**Given problem**
Read the records below and copy each line that contains "rule".

**Entries provided**
###
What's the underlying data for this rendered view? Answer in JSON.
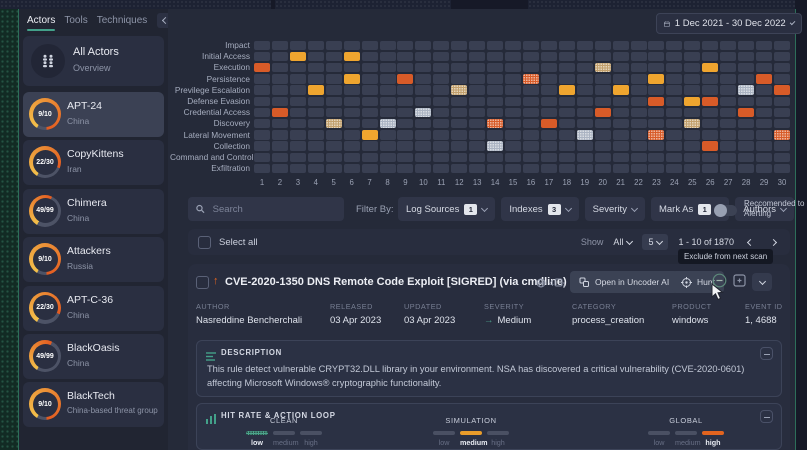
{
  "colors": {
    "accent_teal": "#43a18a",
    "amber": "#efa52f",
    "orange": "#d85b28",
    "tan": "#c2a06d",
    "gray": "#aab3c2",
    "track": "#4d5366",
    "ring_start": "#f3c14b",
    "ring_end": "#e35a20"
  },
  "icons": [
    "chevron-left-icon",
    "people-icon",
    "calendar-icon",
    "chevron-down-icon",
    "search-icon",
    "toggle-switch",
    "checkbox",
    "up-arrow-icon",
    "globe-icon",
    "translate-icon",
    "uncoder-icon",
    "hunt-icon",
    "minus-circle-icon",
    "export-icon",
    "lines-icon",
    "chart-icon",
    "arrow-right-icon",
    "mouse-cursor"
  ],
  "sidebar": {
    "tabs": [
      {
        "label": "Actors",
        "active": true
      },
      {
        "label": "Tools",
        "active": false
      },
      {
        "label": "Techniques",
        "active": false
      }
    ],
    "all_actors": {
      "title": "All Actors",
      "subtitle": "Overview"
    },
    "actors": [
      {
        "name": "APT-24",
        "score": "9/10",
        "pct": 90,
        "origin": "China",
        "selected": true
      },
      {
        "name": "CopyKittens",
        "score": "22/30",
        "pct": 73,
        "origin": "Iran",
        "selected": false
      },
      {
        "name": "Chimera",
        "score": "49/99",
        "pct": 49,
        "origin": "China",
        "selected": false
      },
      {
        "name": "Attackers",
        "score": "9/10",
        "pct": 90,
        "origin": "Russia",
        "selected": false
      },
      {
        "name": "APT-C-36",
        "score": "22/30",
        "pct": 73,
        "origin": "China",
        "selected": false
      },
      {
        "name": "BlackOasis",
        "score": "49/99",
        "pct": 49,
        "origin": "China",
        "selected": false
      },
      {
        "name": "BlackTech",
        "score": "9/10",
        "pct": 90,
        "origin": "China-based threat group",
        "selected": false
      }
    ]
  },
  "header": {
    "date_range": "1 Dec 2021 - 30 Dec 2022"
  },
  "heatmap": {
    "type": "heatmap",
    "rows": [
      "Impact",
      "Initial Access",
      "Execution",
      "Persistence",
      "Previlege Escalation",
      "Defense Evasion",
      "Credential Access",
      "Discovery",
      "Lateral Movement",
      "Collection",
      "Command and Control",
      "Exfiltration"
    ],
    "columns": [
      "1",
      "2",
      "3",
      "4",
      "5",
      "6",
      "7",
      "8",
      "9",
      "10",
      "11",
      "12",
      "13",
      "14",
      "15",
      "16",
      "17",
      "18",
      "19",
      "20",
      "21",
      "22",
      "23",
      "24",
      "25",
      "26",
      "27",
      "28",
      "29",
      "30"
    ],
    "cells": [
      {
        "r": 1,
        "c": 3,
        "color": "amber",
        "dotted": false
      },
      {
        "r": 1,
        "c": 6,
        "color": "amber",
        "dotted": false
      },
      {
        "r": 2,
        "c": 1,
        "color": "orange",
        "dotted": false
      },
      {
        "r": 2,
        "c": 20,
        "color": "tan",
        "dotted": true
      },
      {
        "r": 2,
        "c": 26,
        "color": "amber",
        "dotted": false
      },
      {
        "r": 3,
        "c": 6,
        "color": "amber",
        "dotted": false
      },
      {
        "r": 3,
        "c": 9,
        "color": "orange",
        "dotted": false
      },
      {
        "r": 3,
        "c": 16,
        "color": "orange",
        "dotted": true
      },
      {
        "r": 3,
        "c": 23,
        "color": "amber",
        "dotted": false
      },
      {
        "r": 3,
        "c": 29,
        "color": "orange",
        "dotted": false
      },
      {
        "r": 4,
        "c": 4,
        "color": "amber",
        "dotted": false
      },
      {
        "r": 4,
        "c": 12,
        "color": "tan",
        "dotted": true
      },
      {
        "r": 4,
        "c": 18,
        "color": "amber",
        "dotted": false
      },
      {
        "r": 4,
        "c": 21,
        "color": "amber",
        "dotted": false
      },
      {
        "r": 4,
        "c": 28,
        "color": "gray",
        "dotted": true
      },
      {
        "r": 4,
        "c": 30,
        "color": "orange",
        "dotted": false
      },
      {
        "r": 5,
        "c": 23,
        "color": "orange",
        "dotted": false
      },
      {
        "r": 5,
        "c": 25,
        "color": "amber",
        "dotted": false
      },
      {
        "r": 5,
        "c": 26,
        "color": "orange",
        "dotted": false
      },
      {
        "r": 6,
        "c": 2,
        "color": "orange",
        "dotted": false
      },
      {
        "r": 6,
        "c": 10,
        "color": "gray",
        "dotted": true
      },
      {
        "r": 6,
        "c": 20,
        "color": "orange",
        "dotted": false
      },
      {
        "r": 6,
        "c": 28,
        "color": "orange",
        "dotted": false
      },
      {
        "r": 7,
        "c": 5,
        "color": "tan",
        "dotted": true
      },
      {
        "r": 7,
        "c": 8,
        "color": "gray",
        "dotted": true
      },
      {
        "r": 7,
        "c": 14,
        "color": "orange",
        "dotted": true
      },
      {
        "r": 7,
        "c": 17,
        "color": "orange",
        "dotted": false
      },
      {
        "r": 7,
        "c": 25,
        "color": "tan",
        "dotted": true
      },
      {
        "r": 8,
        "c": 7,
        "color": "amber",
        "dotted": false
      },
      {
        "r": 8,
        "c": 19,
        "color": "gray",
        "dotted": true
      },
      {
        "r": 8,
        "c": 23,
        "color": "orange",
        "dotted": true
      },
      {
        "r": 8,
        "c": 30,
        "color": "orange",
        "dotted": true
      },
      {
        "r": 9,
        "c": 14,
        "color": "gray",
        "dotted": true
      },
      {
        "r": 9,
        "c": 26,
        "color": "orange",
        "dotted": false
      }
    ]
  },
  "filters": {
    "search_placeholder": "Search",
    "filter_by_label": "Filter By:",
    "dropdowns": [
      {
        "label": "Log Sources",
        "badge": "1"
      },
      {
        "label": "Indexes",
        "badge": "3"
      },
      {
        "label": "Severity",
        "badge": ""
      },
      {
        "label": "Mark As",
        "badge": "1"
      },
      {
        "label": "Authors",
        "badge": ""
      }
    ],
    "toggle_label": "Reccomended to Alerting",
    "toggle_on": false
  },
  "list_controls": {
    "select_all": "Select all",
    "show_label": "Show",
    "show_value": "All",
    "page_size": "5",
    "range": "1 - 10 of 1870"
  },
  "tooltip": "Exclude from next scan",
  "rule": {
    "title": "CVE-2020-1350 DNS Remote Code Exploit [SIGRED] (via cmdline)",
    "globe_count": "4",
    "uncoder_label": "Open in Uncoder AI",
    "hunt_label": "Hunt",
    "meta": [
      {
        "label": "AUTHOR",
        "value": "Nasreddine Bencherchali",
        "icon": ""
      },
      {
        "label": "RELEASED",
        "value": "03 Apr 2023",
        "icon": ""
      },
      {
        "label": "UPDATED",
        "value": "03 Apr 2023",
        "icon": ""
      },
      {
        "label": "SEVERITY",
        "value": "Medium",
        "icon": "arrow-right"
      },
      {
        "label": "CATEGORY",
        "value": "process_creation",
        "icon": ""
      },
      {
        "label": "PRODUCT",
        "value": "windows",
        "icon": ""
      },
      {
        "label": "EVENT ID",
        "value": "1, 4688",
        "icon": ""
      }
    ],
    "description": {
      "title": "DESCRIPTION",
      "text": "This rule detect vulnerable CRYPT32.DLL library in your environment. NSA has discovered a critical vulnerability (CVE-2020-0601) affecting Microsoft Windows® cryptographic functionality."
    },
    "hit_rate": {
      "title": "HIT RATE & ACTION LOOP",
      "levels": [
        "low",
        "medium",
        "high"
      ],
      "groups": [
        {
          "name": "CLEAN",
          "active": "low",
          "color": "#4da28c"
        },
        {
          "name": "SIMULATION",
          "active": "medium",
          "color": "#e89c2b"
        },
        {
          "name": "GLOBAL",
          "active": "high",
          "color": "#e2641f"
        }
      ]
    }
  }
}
###
**The output**
  "rule": {
      "text": "This rule detect vulnerable CRYPT32.DLL library in your environment. NSA has discovered a critical vulnerability (CVE-2020-0601) affecting Microsoft Windows® cryptographic functionality."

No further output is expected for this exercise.